--- start DOCUMENT PASSAGE ---
Fix $x^0\in \Omega$ and choose $r_1,r_2$ with $0<r_1<r_2$, such that
$B(x^0,r_2)\subseteq \Omega$
 where $B(x,r)$ stands for the open ball in $\mathbb{R}^N$ of radius $r$ centered $x$.
Let
 \begin{gather}\label{eqsi}
\begin{aligned}
 \sigma:&=\frac{2c^{p^-}\pi^{\frac{N}{2}}(r_2^N-r_1^N)}{N\Gamma(\frac{N}{2})}\\
 &\quad\times \max \Big\{\big[\frac{12(N+2)^2(r_1+r_2)}{(r_2-r_1)^3}\big]^{p^-} ,
 \big[\frac{12(N+2)^2(r_1+r_2)}{(r_2-r_1)^3}\big]^{p^+} \Big\},
 \end{aligned} \\
\eta:=\liminf_{\xi\to +\infty}\frac{\int_\Omega\sup_{|t|\leq \xi}F(x,t)\,dx}
{\xi^{p^-}}, \nonumber\\
\theta:=\limsup_{\xi\to +\infty}\frac{\int_{B(x^0,r_1)} F(x,\xi)\,dx}{\xi^{p^+}},
\nonumber \\
\lambda_1:=\frac{\sigma}{p^-c^{p^-}\theta},\quad
 \lambda_2:=\frac{1}{p^+c^{p^-}\eta}, \nonumber
\end{gather}
where $\Gamma$ denotes the Gamma function and  $c$ is defined by \eqref{mol4}.

\begin{theorem}\label{the3.1}
Assume that
\begin{itemize}
\item[(A1)] $F(x,t)\geq 0$ for every $(x,t)\in \Omega\times [0,+\infty[$;

\item[(A2)] there exist $x^0\in \Omega$, and
$0<r_1<r_2$ as considered in \eqref{eqsi}
such that
 $\eta<\frac{p^-}{p^+{\sigma}}\theta$.
\end{itemize}
Then, for each $\lambda\in \Lambda:=(\lambda_1,\lambda_2)$ and for every
$g\in C^0(\overline{\Omega}\times \mathbb{R})$ whose potential
$G(x,t):=\int_0^tg(x,\xi)\,d\xi$ for all
$(x,t)\in \overline{\Omega}\times [0,+\infty[$, is a non-negative
function satisfying the condition
\begin{equation}\label{e3.1}
g_\infty:=\limsup_{\xi\to+\infty}
\frac{\int_\Omega \sup_{|t|\leq\xi}G(x,t)\,dx}{\xi^{p^-}}<+\infty,
\end{equation}
if we put
$$
\mu_{g,\lambda}:=\frac{1}{p^+c^{p^-}
g_\infty}\Big(1-\lambda p^+c^{p^-}\eta\Big),
$$
where $\mu_{g,\lambda}=+\infty$ when $g_\infty=0$, problem
\eqref{e1.1} has an unbounded sequence of weak solutions for
every $\mu\in[0,\mu_{g,\lambda})$ in $X$.
--- end DOCUMENT PASSAGE ---
--- start SUPPLIED ENTRIES ---
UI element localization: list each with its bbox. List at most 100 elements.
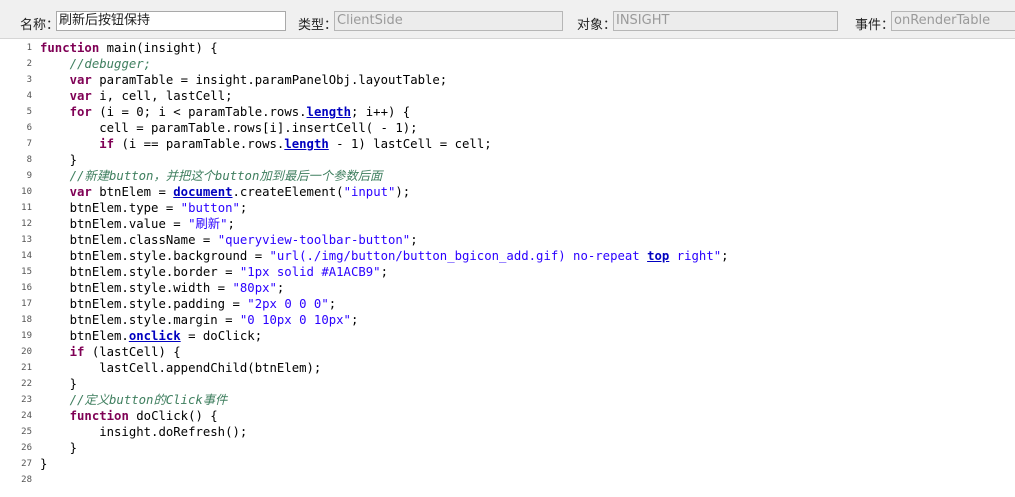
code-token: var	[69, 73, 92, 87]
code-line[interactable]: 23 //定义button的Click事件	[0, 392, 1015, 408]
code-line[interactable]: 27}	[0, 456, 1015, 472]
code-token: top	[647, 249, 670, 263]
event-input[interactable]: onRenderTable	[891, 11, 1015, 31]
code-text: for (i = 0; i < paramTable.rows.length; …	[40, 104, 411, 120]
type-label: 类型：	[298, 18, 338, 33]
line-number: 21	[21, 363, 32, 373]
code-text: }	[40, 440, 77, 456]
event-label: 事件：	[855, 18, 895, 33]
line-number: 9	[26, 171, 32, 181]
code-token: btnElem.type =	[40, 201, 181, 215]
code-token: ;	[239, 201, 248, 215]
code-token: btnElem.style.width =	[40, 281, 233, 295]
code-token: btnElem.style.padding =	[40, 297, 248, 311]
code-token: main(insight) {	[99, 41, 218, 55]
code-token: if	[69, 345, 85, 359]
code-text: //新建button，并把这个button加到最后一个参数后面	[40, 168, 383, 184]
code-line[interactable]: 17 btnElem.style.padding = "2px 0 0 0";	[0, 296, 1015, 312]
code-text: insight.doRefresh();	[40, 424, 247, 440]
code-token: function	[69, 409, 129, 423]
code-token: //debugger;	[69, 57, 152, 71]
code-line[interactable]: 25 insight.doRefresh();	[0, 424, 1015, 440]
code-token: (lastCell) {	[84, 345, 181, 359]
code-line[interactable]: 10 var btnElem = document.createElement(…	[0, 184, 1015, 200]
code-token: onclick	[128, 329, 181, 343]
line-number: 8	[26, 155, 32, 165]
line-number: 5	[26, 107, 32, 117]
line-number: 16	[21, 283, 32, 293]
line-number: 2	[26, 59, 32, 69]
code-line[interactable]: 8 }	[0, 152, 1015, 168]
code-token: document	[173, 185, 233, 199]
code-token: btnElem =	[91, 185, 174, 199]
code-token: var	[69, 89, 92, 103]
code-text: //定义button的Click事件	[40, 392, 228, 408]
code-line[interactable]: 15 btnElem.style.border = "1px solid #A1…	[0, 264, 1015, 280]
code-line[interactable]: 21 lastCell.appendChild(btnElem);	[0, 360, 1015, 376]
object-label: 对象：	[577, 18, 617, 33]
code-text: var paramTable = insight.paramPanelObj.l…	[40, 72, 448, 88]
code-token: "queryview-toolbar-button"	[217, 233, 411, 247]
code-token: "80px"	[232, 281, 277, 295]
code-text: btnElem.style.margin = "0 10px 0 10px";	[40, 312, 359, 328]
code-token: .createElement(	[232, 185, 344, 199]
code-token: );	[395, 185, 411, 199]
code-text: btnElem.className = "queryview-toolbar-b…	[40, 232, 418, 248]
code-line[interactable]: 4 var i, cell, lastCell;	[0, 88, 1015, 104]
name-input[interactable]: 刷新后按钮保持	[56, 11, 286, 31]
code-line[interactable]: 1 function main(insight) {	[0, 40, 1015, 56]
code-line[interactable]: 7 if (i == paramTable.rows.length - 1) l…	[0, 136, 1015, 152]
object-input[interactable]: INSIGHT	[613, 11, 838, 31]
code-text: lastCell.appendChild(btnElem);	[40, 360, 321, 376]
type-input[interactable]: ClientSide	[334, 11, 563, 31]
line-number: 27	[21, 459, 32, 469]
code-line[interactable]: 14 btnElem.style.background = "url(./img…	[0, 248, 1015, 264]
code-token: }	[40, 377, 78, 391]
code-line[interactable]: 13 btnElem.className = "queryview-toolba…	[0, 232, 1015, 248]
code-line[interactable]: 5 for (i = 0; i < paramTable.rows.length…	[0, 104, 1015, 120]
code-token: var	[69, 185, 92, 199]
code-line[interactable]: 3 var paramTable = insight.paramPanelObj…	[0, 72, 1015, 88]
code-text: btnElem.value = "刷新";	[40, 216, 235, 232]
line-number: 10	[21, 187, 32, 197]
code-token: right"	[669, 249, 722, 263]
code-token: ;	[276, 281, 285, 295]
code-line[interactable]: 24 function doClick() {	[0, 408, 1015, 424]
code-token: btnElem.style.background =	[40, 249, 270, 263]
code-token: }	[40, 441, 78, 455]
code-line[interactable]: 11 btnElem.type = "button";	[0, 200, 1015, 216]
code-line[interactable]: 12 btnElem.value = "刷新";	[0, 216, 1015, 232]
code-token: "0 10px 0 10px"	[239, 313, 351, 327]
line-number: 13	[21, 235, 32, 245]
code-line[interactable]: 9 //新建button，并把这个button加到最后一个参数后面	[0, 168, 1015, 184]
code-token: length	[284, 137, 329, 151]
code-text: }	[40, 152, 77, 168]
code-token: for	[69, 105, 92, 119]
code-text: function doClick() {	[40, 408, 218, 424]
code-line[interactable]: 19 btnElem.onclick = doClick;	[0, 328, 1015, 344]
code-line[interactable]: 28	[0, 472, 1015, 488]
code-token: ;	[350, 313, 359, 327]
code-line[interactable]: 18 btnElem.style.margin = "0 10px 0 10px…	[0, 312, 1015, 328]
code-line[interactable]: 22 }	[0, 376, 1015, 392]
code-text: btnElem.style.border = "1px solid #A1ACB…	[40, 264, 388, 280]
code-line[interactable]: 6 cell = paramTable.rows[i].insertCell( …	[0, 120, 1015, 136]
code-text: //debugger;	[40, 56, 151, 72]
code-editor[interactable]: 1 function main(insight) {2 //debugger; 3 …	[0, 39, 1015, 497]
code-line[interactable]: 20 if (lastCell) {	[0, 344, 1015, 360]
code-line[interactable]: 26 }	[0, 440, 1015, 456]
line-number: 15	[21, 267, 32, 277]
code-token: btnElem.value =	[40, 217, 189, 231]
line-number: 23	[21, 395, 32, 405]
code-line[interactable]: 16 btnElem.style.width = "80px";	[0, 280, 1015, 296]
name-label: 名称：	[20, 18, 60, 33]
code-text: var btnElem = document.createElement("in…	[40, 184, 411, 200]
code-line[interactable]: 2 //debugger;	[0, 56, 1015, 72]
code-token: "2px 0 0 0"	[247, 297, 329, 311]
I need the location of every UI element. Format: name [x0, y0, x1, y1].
--- end SUPPLIED ENTRIES ---
--- start SUPPLIED ENTRIES ---
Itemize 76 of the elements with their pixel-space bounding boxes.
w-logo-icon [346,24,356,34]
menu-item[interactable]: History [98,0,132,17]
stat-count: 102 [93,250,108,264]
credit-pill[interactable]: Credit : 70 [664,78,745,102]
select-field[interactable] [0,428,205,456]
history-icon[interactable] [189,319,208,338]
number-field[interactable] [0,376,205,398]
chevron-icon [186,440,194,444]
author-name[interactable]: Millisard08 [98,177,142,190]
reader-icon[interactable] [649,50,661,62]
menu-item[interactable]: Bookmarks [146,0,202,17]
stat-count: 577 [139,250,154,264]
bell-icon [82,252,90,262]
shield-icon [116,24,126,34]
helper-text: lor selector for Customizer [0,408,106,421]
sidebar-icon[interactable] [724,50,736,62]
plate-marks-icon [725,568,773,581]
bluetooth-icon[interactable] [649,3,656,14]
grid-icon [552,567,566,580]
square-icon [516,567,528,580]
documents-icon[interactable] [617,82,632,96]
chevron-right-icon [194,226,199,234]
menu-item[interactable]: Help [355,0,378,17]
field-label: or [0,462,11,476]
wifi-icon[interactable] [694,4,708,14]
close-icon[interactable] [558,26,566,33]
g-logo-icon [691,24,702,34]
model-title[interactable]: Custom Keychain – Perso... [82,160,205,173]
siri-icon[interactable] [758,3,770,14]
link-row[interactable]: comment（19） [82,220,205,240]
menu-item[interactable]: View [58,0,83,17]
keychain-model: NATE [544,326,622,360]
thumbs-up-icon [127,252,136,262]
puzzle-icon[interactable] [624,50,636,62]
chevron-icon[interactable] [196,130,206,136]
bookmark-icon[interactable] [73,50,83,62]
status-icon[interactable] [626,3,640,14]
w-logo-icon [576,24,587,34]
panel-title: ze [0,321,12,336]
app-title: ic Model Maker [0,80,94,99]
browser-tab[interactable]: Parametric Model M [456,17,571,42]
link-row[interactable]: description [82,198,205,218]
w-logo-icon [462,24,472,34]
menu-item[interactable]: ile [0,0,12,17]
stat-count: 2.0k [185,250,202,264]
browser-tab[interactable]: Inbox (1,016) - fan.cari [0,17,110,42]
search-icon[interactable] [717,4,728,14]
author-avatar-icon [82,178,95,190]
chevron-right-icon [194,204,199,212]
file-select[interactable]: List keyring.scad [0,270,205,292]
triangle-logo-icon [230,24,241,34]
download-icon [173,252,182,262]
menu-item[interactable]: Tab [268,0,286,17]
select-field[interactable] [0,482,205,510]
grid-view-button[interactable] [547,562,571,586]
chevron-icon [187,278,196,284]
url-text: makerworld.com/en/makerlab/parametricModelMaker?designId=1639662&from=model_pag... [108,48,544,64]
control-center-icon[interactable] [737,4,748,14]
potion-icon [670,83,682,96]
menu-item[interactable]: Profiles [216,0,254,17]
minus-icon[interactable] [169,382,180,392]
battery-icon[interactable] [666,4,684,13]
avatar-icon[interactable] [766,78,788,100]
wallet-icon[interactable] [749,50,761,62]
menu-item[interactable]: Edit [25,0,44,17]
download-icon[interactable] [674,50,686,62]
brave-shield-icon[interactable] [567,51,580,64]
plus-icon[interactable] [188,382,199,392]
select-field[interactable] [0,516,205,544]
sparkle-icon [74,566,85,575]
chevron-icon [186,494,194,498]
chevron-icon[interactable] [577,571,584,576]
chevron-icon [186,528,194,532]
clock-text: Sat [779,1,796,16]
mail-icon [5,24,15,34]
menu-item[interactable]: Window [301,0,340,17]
--- end SUPPLIED ENTRIES ---
▶ GIVEN TASK
From the passage on unbounded sequences of weak solutions, pull out the stretch from "Fix $x^0\in \Omega$" through "radius $r$ centered $x$.", copied word for word.

▶ REPLY TO THE EXERCISE
Fix $x^0\in \Omega$ and choose $r_1,r_2$ with $0<r_1<r_2$, such that
$B(x^0,r_2)\subseteq \Omega$
 where $B(x,r)$ stands for the open ball in $\mathbb{R}^N$ of radius $r$ centered $x$.